» **WHAT IS EXPECTED**:
Retype every entry in its entirety, without alteration.

» **PROVIDED DATA**:

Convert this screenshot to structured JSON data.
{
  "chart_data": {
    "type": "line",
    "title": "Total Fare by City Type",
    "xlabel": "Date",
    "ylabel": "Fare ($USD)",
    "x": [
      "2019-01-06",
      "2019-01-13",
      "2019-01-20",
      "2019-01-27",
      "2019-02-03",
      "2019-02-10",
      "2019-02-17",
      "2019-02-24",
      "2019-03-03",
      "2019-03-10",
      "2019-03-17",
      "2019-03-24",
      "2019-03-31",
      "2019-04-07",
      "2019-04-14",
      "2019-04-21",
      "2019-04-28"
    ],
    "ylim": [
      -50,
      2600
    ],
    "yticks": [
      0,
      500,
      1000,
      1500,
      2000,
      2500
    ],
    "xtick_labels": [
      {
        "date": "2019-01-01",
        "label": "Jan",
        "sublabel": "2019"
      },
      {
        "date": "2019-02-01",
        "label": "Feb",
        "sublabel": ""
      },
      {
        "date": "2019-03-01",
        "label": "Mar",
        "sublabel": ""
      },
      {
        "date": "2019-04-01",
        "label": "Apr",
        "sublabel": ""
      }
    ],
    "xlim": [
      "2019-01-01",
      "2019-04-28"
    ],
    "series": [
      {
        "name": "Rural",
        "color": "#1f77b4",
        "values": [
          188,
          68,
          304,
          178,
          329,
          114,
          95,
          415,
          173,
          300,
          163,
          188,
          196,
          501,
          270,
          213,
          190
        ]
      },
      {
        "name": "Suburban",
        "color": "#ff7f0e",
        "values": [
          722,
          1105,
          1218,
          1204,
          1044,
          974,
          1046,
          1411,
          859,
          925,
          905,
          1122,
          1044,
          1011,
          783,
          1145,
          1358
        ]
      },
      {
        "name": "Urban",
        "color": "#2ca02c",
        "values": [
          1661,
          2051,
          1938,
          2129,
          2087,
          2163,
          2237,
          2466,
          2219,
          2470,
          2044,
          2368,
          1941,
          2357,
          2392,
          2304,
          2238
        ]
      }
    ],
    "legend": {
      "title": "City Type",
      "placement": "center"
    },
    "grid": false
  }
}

» **SOLUTION TO THIS EXERCISE**:
Convert this screenshot to structured JSON data.
{
  "chart_data": {
    "type": "line",
    "title": "Total Fare by City Type",
    "xlabel": "Date",
    "ylabel": "Fare ($USD)",
    "x": [
      "2019-01-06",
      "2019-01-13",
      "2019-01-20",
      "2019-01-27",
      "2019-02-03",
      "2019-02-10",
      "2019-02-17",
      "2019-02-24",
      "2019-03-03",
      "2019-03-10",
      "2019-03-17",
      "2019-03-24",
      "2019-03-31",
      "2019-04-07",
      "2019-04-14",
      "2019-04-21",
      "2019-04-28"
    ],
    "ylim": [
      -50,
      2600
    ],
    "yticks": [
      0,
      500,
      1000,
      1500,
      2000,
      2500
    ],
    "xtick_labels": [
      {
        "date": "2019-01-01",
        "label": "Jan",
        "sublabel": "2019"
      },
      {
        "date": "2019-02-01",
        "label": "Feb",
        "sublabel": ""
      },
      {
        "date": "2019-03-01",
        "label": "Mar",
        "sublabel": ""
      },
      {
        "date": "2019-04-01",
        "label": "Apr",
        "sublabel": ""
      }
    ],
    "xlim": [
      "2019-01-01",
      "2019-04-28"
    ],
    "series": [
      {
        "name": "Rural",
        "color": "#1f77b4",
        "values": [
          188,
          68,
          304,
          178,
          329,
          114,
          95,
          415,
          173,
          300,
          163,
          188,
          196,
          501,
          270,
          213,
          190
        ]
      },
      {
        "name": "Suburban",
        "color": "#ff7f0e",
        "values": [
          722,
          1105,
          1218,
          1204,
          1044,
          974,
          1046,
          1411,
          859,
          925,
          905,
          1122,
          1044,
          1011,
          783,
          1145,
          1358
        ]
      },
      {
        "name": "Urban",
        "color": "#2ca02c",
        "values": [
          1661,
          2051,
          1938,
          2129,
          2087,
          2163,
          2237,
          2466,
          2219,
          2470,
          2044,
          2368,
          1941,
          2357,
          2392,
          2304,
          2238
        ]
      }
    ],
    "legend": {
      "title": "City Type",
      "placement": "center"
    },
    "grid": false
  }
}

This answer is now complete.